- [TASK DETAILS] Drop the pictures from the entries below, then reproduce the rest exactly.

- [TASK MATERIAL]
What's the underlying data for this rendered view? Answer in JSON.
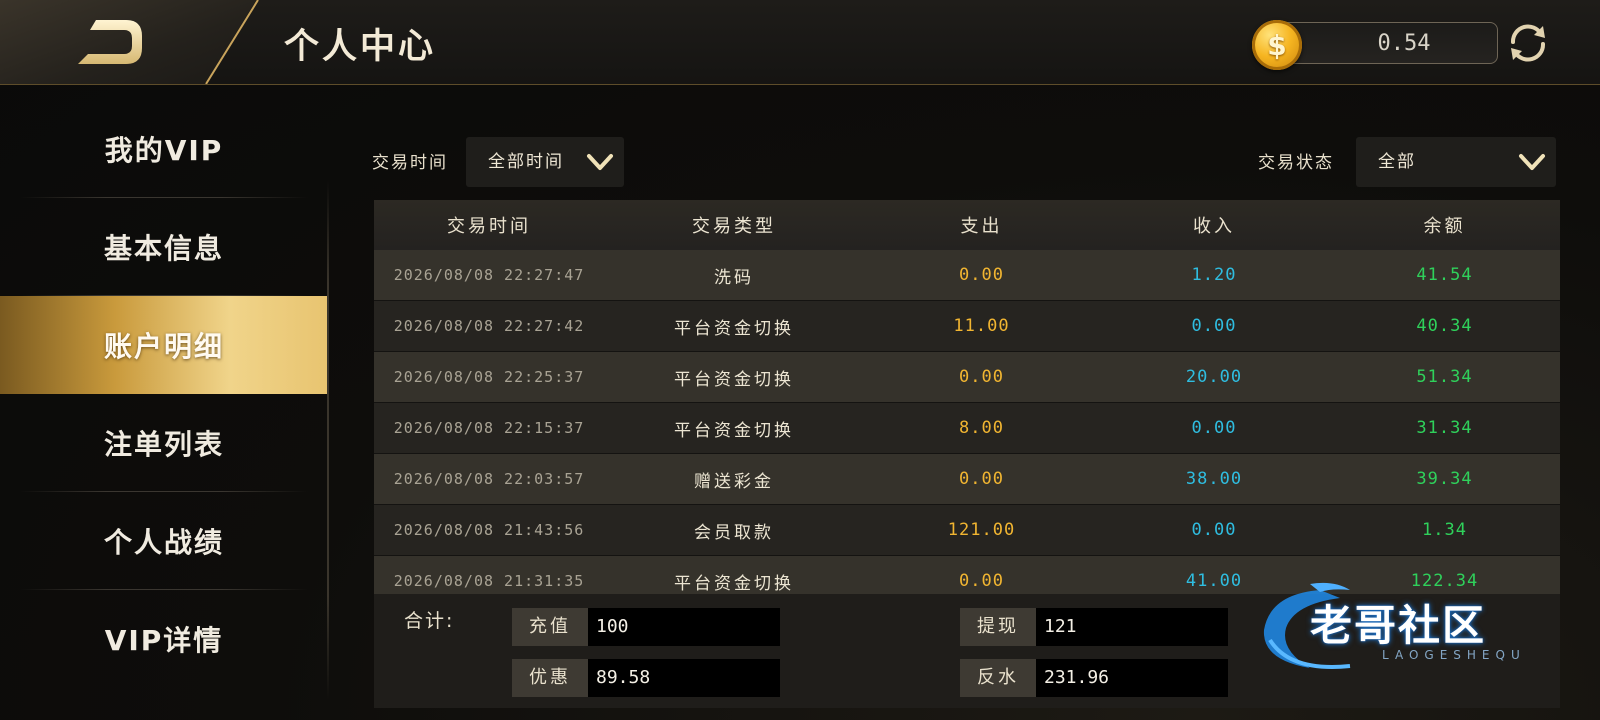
{
  "header": {
    "title": "个人中心",
    "balance": "0.54",
    "coin_symbol": "$"
  },
  "sidebar": {
    "items": [
      {
        "label": "我的VIP",
        "active": false
      },
      {
        "label": "基本信息",
        "active": false
      },
      {
        "label": "账户明细",
        "active": true
      },
      {
        "label": "注单列表",
        "active": false
      },
      {
        "label": "个人战绩",
        "active": false
      },
      {
        "label": "VIP详情",
        "active": false
      }
    ]
  },
  "filters": {
    "time_label": "交易时间",
    "time_value": "全部时间",
    "status_label": "交易状态",
    "status_value": "全部"
  },
  "table": {
    "headers": [
      "交易时间",
      "交易类型",
      "支出",
      "收入",
      "余额"
    ],
    "rows": [
      {
        "time": "2026/08/08 22:27:47",
        "type": "洗码",
        "out": "0.00",
        "in": "1.20",
        "balance": "41.54"
      },
      {
        "time": "2026/08/08 22:27:42",
        "type": "平台资金切换",
        "out": "11.00",
        "in": "0.00",
        "balance": "40.34"
      },
      {
        "time": "2026/08/08 22:25:37",
        "type": "平台资金切换",
        "out": "0.00",
        "in": "20.00",
        "balance": "51.34"
      },
      {
        "time": "2026/08/08 22:15:37",
        "type": "平台资金切换",
        "out": "8.00",
        "in": "0.00",
        "balance": "31.34"
      },
      {
        "time": "2026/08/08 22:03:57",
        "type": "赠送彩金",
        "out": "0.00",
        "in": "38.00",
        "balance": "39.34"
      },
      {
        "time": "2026/08/08 21:43:56",
        "type": "会员取款",
        "out": "121.00",
        "in": "0.00",
        "balance": "1.34"
      },
      {
        "time": "2026/08/08 21:31:35",
        "type": "平台资金切换",
        "out": "0.00",
        "in": "41.00",
        "balance": "122.34"
      }
    ]
  },
  "summary": {
    "label": "合计:",
    "recharge_label": "充值",
    "recharge_value": "100",
    "withdraw_label": "提现",
    "withdraw_value": "121",
    "discount_label": "优惠",
    "discount_value": "89.58",
    "rebate_label": "反水",
    "rebate_value": "231.96"
  },
  "watermark": {
    "text": "老哥社区",
    "sub": "LAOGESHEQU"
  },
  "colors": {
    "accent_gold": "#d8b060",
    "out_color": "#f1b531",
    "in_color": "#2fbde0",
    "balance_color": "#2fd15b"
  }
}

- [SOLUTION]
What's the underlying data for this rendered view? Answer in JSON.
{
  "header": {
    "title": "个人中心",
    "balance": "0.54",
    "coin_symbol": "$"
  },
  "sidebar": {
    "items": [
      {
        "label": "我的VIP",
        "active": false
      },
      {
        "label": "基本信息",
        "active": false
      },
      {
        "label": "账户明细",
        "active": true
      },
      {
        "label": "注单列表",
        "active": false
      },
      {
        "label": "个人战绩",
        "active": false
      },
      {
        "label": "VIP详情",
        "active": false
      }
    ]
  },
  "filters": {
    "time_label": "交易时间",
    "time_value": "全部时间",
    "status_label": "交易状态",
    "status_value": "全部"
  },
  "table": {
    "headers": [
      "交易时间",
      "交易类型",
      "支出",
      "收入",
      "余额"
    ],
    "rows": [
      {
        "time": "2026/08/08 22:27:47",
        "type": "洗码",
        "out": "0.00",
        "in": "1.20",
        "balance": "41.54"
      },
      {
        "time": "2026/08/08 22:27:42",
        "type": "平台资金切换",
        "out": "11.00",
        "in": "0.00",
        "balance": "40.34"
      },
      {
        "time": "2026/08/08 22:25:37",
        "type": "平台资金切换",
        "out": "0.00",
        "in": "20.00",
        "balance": "51.34"
      },
      {
        "time": "2026/08/08 22:15:37",
        "type": "平台资金切换",
        "out": "8.00",
        "in": "0.00",
        "balance": "31.34"
      },
      {
        "time": "2026/08/08 22:03:57",
        "type": "赠送彩金",
        "out": "0.00",
        "in": "38.00",
        "balance": "39.34"
      },
      {
        "time": "2026/08/08 21:43:56",
        "type": "会员取款",
        "out": "121.00",
        "in": "0.00",
        "balance": "1.34"
      },
      {
        "time": "2026/08/08 21:31:35",
        "type": "平台资金切换",
        "out": "0.00",
        "in": "41.00",
        "balance": "122.34"
      }
    ]
  },
  "summary": {
    "label": "合计:",
    "recharge_label": "充值",
    "recharge_value": "100",
    "withdraw_label": "提现",
    "withdraw_value": "121",
    "discount_label": "优惠",
    "discount_value": "89.58",
    "rebate_label": "反水",
    "rebate_value": "231.96"
  },
  "watermark": {
    "text": "老哥社区",
    "sub": "LAOGESHEQU"
  },
  "colors": {
    "accent_gold": "#d8b060",
    "out_color": "#f1b531",
    "in_color": "#2fbde0",
    "balance_color": "#2fd15b"
  }
}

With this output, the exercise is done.